Work to be completed ▸ Please restate the following records word for word.

Stored entries
※

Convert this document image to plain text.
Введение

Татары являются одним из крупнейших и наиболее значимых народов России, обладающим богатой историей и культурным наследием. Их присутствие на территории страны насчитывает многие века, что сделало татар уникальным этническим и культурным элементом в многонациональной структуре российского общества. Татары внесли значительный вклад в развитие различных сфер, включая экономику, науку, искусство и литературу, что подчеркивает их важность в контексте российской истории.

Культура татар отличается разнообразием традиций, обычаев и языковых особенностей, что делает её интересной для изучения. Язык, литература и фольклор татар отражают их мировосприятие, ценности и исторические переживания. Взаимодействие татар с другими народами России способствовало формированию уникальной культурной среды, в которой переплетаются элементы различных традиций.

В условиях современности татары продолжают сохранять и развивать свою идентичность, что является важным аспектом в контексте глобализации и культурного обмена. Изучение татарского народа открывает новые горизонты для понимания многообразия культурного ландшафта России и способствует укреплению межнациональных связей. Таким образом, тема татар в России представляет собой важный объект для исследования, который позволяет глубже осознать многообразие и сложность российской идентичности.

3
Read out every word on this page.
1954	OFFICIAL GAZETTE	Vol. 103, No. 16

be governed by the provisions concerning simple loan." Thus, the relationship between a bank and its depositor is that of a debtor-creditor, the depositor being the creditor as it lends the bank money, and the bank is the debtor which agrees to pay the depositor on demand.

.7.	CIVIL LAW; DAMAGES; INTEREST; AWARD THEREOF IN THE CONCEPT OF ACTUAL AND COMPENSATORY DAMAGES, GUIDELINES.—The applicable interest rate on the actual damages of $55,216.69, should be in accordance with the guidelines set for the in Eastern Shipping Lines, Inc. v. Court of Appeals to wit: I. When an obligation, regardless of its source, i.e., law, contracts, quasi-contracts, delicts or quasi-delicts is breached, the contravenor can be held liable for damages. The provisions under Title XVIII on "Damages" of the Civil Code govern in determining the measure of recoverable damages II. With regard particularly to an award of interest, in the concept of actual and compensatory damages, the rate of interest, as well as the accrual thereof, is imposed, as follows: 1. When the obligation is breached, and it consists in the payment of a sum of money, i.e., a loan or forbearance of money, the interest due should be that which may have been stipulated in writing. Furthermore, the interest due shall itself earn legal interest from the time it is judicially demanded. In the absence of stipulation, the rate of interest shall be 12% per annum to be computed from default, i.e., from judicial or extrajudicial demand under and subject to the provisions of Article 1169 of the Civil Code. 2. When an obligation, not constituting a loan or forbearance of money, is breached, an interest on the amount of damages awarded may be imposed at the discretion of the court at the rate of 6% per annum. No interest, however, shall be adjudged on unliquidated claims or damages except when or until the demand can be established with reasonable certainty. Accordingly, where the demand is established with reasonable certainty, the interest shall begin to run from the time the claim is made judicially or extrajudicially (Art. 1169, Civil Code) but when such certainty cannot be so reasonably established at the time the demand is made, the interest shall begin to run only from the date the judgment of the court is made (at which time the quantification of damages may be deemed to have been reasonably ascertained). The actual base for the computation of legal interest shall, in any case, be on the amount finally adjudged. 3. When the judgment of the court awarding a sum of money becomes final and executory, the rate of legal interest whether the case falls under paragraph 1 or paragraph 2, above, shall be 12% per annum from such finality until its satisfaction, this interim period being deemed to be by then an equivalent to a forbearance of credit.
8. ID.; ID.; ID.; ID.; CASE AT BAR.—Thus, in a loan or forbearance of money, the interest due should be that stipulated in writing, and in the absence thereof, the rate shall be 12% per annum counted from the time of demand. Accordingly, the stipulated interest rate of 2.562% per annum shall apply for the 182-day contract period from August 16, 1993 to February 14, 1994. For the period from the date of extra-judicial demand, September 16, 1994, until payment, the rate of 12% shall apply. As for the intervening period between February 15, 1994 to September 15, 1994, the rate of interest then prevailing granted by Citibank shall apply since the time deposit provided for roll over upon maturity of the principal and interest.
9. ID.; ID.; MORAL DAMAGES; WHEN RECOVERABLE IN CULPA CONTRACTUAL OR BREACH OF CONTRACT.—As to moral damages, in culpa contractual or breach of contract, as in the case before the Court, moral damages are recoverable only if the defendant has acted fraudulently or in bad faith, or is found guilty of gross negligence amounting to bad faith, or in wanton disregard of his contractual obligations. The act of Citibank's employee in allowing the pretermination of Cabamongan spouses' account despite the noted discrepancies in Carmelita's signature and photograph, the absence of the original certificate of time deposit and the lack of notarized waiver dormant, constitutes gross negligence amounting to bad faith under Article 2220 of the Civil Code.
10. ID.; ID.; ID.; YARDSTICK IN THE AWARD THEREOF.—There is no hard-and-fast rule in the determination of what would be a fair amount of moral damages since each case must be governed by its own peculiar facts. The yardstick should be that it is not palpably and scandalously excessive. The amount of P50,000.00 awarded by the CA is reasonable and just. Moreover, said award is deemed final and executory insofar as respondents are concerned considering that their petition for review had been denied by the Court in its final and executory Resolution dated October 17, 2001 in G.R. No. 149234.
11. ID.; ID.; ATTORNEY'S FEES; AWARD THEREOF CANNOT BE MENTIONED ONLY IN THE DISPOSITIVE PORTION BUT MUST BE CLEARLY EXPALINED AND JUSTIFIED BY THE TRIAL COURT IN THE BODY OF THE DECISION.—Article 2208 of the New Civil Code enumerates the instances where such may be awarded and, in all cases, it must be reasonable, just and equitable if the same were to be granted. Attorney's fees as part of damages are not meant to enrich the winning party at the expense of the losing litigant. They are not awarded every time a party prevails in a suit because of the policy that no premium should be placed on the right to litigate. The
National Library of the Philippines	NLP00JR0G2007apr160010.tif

※

Complete response ▸
Convert this document image to plain text.
Введение

Татары являются одним из крупнейших и наиболее значимых народов России, обладающим богатой историей и культурным наследием. Их присутствие на территории страны насчитывает многие века, что сделало татар уникальным этническим и культурным элементом в многонациональной структуре российского общества. Татары внесли значительный вклад в развитие различных сфер, включая экономику, науку, искусство и литературу, что подчеркивает их важность в контексте российской истории.

Культура татар отличается разнообразием традиций, обычаев и языковых особенностей, что делает её интересной для изучения. Язык, литература и фольклор татар отражают их мировосприятие, ценности и исторические переживания. Взаимодействие татар с другими народами России способствовало формированию уникальной культурной среды, в которой переплетаются элементы различных традиций.

В условиях современности татары продолжают сохранять и развивать свою идентичность, что является важным аспектом в контексте глобализации и культурного обмена. Изучение татарского народа открывает новые горизонты для понимания многообразия культурного ландшафта России и способствует укреплению межнациональных связей. Таким образом, тема татар в России представляет собой важный объект для исследования, который позволяет глубже осознать многообразие и сложность российской идентичности.

3
Read out every word on this page.
1954	OFFICIAL GAZETTE	Vol. 103, No. 16

be governed by the provisions concerning simple loan." Thus, the relationship between a bank and its depositor is that of a debtor-creditor, the depositor being the creditor as it lends the bank money, and the bank is the debtor which agrees to pay the depositor on demand.

.7.	CIVIL LAW; DAMAGES; INTEREST; AWARD THEREOF IN THE CONCEPT OF ACTUAL AND COMPENSATORY DAMAGES, GUIDELINES.—The applicable interest rate on the actual damages of $55,216.69, should be in accordance with the guidelines set for the in Eastern Shipping Lines, Inc. v. Court of Appeals to wit: I. When an obligation, regardless of its source, i.e., law, contracts, quasi-contracts, delicts or quasi-delicts is breached, the contravenor can be held liable for damages. The provisions under Title XVIII on "Damages" of the Civil Code govern in determining the measure of recoverable damages II. With regard particularly to an award of interest, in the concept of actual and compensatory damages, the rate of interest, as well as the accrual thereof, is imposed, as follows: 1. When the obligation is breached, and it consists in the payment of a sum of money, i.e., a loan or forbearance of money, the interest due should be that which may have been stipulated in writing. Furthermore, the interest due shall itself earn legal interest from the time it is judicially demanded. In the absence of stipulation, the rate of interest shall be 12% per annum to be computed from default, i.e., from judicial or extrajudicial demand under and subject to the provisions of Article 1169 of the Civil Code. 2. When an obligation, not constituting a loan or forbearance of money, is breached, an interest on the amount of damages awarded may be imposed at the discretion of the court at the rate of 6% per annum. No interest, however, shall be adjudged on unliquidated claims or damages except when or until the demand can be established with reasonable certainty. Accordingly, where the demand is established with reasonable certainty, the interest shall begin to run from the time the claim is made judicially or extrajudicially (Art. 1169, Civil Code) but when such certainty cannot be so reasonably established at the time the demand is made, the interest shall begin to run only from the date the judgment of the court is made (at which time the quantification of damages may be deemed to have been reasonably ascertained). The actual base for the computation of legal interest shall, in any case, be on the amount finally adjudged. 3. When the judgment of the court awarding a sum of money becomes final and executory, the rate of legal interest whether the case falls under paragraph 1 or paragraph 2, above, shall be 12% per annum from such finality until its satisfaction, this interim period being deemed to be by then an equivalent to a forbearance of credit.
8. ID.; ID.; ID.; ID.; CASE AT BAR.—Thus, in a loan or forbearance of money, the interest due should be that stipulated in writing, and in the absence thereof, the rate shall be 12% per annum counted from the time of demand. Accordingly, the stipulated interest rate of 2.562% per annum shall apply for the 182-day contract period from August 16, 1993 to February 14, 1994. For the period from the date of extra-judicial demand, September 16, 1994, until payment, the rate of 12% shall apply. As for the intervening period between February 15, 1994 to September 15, 1994, the rate of interest then prevailing granted by Citibank shall apply since the time deposit provided for roll over upon maturity of the principal and interest.
9. ID.; ID.; MORAL DAMAGES; WHEN RECOVERABLE IN CULPA CONTRACTUAL OR BREACH OF CONTRACT.—As to moral damages, in culpa contractual or breach of contract, as in the case before the Court, moral damages are recoverable only if the defendant has acted fraudulently or in bad faith, or is found guilty of gross negligence amounting to bad faith, or in wanton disregard of his contractual obligations. The act of Citibank's employee in allowing the pretermination of Cabamongan spouses' account despite the noted discrepancies in Carmelita's signature and photograph, the absence of the original certificate of time deposit and the lack of notarized waiver dormant, constitutes gross negligence amounting to bad faith under Article 2220 of the Civil Code.
10. ID.; ID.; ID.; YARDSTICK IN THE AWARD THEREOF.—There is no hard-and-fast rule in the determination of what would be a fair amount of moral damages since each case must be governed by its own peculiar facts. The yardstick should be that it is not palpably and scandalously excessive. The amount of P50,000.00 awarded by the CA is reasonable and just. Moreover, said award is deemed final and executory insofar as respondents are concerned considering that their petition for review had been denied by the Court in its final and executory Resolution dated October 17, 2001 in G.R. No. 149234.
11. ID.; ID.; ATTORNEY'S FEES; AWARD THEREOF CANNOT BE MENTIONED ONLY IN THE DISPOSITIVE PORTION BUT MUST BE CLEARLY EXPALINED AND JUSTIFIED BY THE TRIAL COURT IN THE BODY OF THE DECISION.—Article 2208 of the New Civil Code enumerates the instances where such may be awarded and, in all cases, it must be reasonable, just and equitable if the same were to be granted. Attorney's fees as part of damages are not meant to enrich the winning party at the expense of the losing litigant. They are not awarded every time a party prevails in a suit because of the policy that no premium should be placed on the right to litigate. The
National Library of the Philippines	NLP00JR0G2007apr160010.tif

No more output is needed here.